- [Consigne 1]:
D'après l'extrait de texte, à quel moment la relecture a-t-elle eu lieu ?

- [Extrait de texte]:
● ● ●

Acquisition dans les années 1980 /

Re-lecture fin décembre 2021



En cette fin d'année, entre quelques réjouissances entre amis, préparatifs de cadeaux, je replonge dans des tris de rayonnages, et me re-voilà avec un texte d'un "auteur maudit", choisi il y a un temps certain (!!!), dont une amie à l'époque m'avait communiqué son enthousiasme et son admiration !



François Augérias, un homme au parcours aussi incroyable que douloureux; dans ce texte, il se retrouve, à sa demande, dans un hôpital psychiatrique, étant perdu et craignant pour son état mental; sans le sou, souhaitant se retirer loin des hommes...mais c'est encore trop !!

Il peut sortir quotidiennement, va marcher, désire trouver un coin pour lui tout seul, comme les bêtes: une tanière !

● ● ●

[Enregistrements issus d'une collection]

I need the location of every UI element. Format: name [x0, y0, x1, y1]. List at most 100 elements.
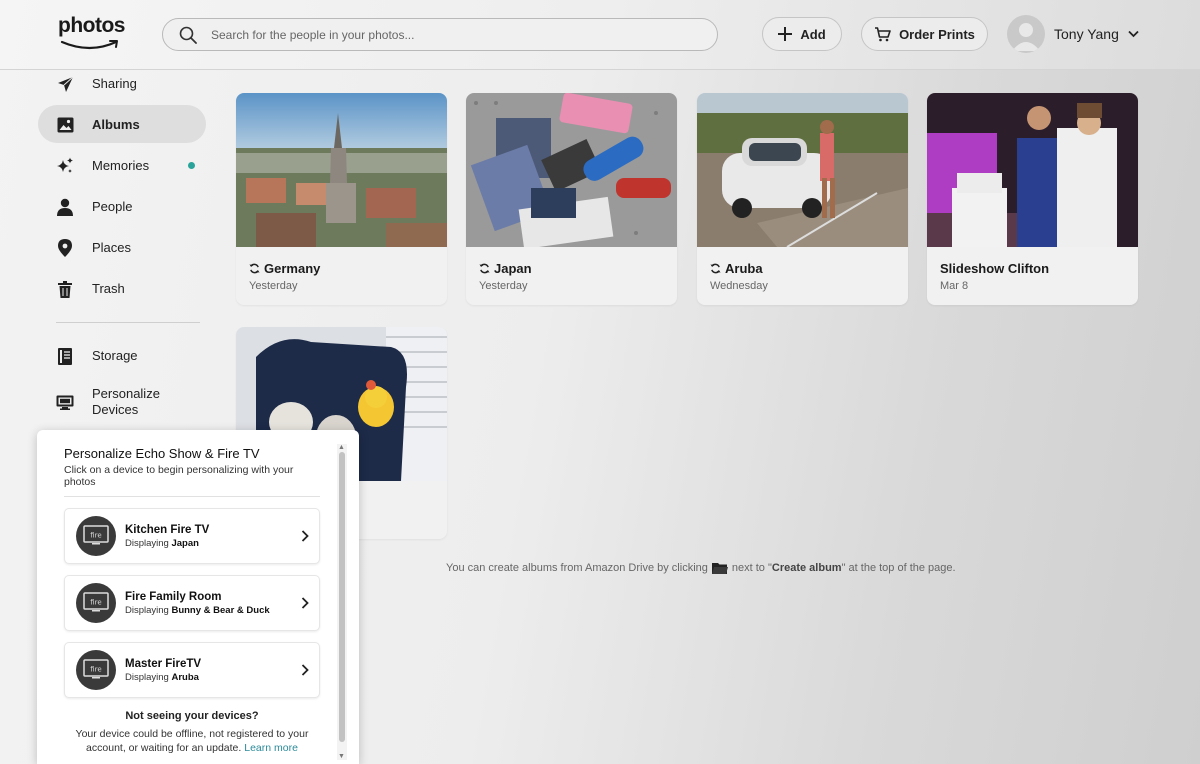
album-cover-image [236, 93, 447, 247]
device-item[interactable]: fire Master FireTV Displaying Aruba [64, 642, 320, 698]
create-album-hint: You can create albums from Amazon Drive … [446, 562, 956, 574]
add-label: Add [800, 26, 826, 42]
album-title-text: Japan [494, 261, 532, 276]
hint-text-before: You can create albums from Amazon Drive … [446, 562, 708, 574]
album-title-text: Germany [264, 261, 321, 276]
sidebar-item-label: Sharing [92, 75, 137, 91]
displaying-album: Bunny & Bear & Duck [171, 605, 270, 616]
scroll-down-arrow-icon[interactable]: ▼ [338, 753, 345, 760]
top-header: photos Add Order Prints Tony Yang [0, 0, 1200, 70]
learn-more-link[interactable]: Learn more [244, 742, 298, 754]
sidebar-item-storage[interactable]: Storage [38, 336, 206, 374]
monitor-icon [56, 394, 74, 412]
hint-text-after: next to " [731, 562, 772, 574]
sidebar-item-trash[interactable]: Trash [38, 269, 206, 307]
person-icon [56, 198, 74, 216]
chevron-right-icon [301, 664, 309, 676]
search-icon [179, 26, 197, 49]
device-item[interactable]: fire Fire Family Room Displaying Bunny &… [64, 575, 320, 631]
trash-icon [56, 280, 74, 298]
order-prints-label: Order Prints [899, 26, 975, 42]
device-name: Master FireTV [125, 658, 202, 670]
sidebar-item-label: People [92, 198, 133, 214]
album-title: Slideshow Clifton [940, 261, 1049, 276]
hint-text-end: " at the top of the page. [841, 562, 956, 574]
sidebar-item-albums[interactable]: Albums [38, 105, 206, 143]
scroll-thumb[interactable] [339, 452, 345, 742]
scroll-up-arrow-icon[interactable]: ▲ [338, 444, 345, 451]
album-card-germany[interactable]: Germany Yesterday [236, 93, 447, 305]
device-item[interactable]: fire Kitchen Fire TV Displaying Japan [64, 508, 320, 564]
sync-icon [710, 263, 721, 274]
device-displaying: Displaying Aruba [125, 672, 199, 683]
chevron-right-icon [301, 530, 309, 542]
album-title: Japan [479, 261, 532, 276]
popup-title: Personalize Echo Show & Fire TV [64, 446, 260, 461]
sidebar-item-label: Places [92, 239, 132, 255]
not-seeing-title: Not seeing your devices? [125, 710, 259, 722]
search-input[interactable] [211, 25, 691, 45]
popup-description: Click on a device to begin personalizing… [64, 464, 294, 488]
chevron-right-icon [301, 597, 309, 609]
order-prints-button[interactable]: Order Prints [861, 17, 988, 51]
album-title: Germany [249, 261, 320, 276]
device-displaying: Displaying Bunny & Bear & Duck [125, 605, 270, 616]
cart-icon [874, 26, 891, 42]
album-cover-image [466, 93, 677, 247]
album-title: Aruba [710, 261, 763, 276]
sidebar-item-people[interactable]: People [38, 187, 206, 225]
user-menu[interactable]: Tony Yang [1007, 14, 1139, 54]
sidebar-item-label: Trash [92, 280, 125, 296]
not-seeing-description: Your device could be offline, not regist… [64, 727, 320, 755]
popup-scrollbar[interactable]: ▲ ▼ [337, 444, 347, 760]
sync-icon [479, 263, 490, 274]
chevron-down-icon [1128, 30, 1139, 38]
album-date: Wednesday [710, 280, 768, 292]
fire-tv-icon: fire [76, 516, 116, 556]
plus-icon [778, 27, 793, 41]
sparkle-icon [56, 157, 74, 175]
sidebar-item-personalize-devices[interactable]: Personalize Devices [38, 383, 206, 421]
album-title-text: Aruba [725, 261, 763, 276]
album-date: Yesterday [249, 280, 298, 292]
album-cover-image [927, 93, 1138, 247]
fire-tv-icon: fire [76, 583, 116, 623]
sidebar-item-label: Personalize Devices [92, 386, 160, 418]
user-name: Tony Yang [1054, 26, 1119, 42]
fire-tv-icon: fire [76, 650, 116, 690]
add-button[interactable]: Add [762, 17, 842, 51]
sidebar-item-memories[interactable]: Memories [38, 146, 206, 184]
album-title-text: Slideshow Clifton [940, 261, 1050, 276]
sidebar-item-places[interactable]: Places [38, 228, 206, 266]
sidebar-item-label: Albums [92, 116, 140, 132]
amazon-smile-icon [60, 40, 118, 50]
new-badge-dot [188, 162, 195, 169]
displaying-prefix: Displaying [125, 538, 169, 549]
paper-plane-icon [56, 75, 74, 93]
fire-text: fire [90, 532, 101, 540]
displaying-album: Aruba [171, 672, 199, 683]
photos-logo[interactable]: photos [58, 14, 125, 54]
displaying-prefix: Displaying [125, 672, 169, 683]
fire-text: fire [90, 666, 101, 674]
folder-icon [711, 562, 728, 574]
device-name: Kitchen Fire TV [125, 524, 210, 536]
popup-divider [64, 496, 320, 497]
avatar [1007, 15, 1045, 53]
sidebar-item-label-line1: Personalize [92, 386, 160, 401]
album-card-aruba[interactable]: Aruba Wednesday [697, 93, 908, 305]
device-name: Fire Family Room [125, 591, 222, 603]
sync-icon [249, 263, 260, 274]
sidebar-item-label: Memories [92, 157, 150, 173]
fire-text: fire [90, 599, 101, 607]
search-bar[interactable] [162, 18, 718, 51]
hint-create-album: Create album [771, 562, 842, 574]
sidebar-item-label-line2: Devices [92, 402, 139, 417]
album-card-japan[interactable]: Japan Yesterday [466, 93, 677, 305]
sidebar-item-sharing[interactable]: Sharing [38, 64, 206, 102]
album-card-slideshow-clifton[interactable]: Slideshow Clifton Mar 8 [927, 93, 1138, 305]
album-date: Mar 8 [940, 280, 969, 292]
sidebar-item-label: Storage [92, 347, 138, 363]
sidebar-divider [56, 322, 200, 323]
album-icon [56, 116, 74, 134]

● ● ●

- [Consigne 2]:
Reproduisez à l'identique les lignes des enregistrements, en commençant par celle qui contient « album-cover-image [236, 93, 447, 247] » et en terminant par celle qui contient « sidebar-item-trash[interactable]: Trash [38, 269, 206, 307] ».

- [Solution complète 1]:
Fin décembre 2021.

- [Solution complète 2]:
album-cover-image [236, 93, 447, 247]
device-item[interactable]: fire Master FireTV Displaying Aruba [64, 642, 320, 698]
create-album-hint: You can create albums from Amazon Drive … [446, 562, 956, 574]
add-label: Add [800, 26, 826, 42]
album-title-text: Japan [494, 261, 532, 276]
hint-text-before: You can create albums from Amazon Drive … [446, 562, 708, 574]
album-title-text: Germany [264, 261, 321, 276]
sidebar-item-label: Sharing [92, 75, 137, 91]
displaying-album: Bunny & Bear & Duck [171, 605, 270, 616]
scroll-down-arrow-icon[interactable]: ▼ [338, 753, 345, 760]
top-header: photos Add Order Prints Tony Yang [0, 0, 1200, 70]
learn-more-link[interactable]: Learn more [244, 742, 298, 754]
sidebar-item-storage[interactable]: Storage [38, 336, 206, 374]
monitor-icon [56, 394, 74, 412]
hint-text-after: next to " [731, 562, 772, 574]
sidebar-item-trash[interactable]: Trash [38, 269, 206, 307]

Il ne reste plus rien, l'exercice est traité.